### WORK INSTRUCTIONS
Repeat all of the material below exactly as written, images excluded.

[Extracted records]
══════════

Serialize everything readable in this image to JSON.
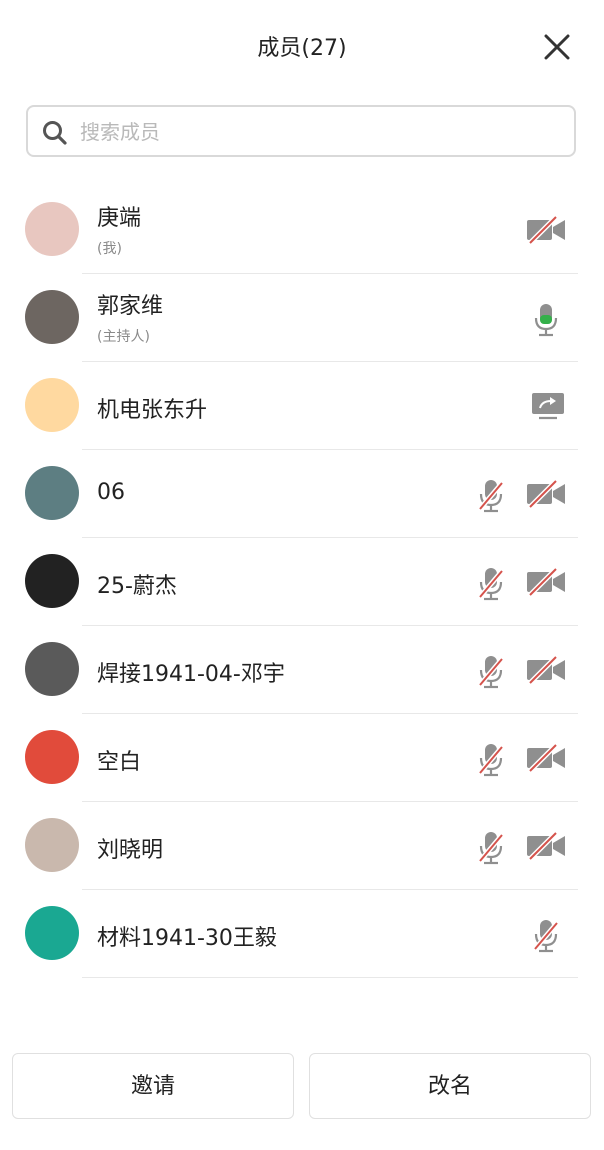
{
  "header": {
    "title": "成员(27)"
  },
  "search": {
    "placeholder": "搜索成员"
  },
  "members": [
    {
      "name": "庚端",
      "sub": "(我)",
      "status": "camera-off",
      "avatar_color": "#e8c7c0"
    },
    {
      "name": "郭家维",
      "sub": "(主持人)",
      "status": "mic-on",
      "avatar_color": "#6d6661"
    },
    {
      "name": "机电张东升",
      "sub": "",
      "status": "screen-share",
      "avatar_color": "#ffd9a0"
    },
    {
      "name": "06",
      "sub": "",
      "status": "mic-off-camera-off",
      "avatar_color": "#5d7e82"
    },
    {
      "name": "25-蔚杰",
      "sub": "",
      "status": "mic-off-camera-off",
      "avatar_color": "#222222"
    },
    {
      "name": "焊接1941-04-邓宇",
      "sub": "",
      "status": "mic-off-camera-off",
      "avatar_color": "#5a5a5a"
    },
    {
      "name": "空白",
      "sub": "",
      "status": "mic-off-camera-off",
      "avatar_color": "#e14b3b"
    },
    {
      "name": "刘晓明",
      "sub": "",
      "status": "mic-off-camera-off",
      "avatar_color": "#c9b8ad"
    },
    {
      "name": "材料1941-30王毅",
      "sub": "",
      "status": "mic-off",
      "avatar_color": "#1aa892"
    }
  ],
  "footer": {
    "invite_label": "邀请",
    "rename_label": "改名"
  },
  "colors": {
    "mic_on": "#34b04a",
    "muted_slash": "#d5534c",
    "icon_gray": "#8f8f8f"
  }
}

══════════

### SOLUTION FOR THIS TASK
Serialize everything readable in this image to JSON.
{
  "header": {
    "title": "成员(27)"
  },
  "search": {
    "placeholder": "搜索成员"
  },
  "members": [
    {
      "name": "庚端",
      "sub": "(我)",
      "status": "camera-off",
      "avatar_color": "#e8c7c0"
    },
    {
      "name": "郭家维",
      "sub": "(主持人)",
      "status": "mic-on",
      "avatar_color": "#6d6661"
    },
    {
      "name": "机电张东升",
      "sub": "",
      "status": "screen-share",
      "avatar_color": "#ffd9a0"
    },
    {
      "name": "06",
      "sub": "",
      "status": "mic-off-camera-off",
      "avatar_color": "#5d7e82"
    },
    {
      "name": "25-蔚杰",
      "sub": "",
      "status": "mic-off-camera-off",
      "avatar_color": "#222222"
    },
    {
      "name": "焊接1941-04-邓宇",
      "sub": "",
      "status": "mic-off-camera-off",
      "avatar_color": "#5a5a5a"
    },
    {
      "name": "空白",
      "sub": "",
      "status": "mic-off-camera-off",
      "avatar_color": "#e14b3b"
    },
    {
      "name": "刘晓明",
      "sub": "",
      "status": "mic-off-camera-off",
      "avatar_color": "#c9b8ad"
    },
    {
      "name": "材料1941-30王毅",
      "sub": "",
      "status": "mic-off",
      "avatar_color": "#1aa892"
    }
  ],
  "footer": {
    "invite_label": "邀请",
    "rename_label": "改名"
  },
  "colors": {
    "mic_on": "#34b04a",
    "muted_slash": "#d5534c",
    "icon_gray": "#8f8f8f"
  }
}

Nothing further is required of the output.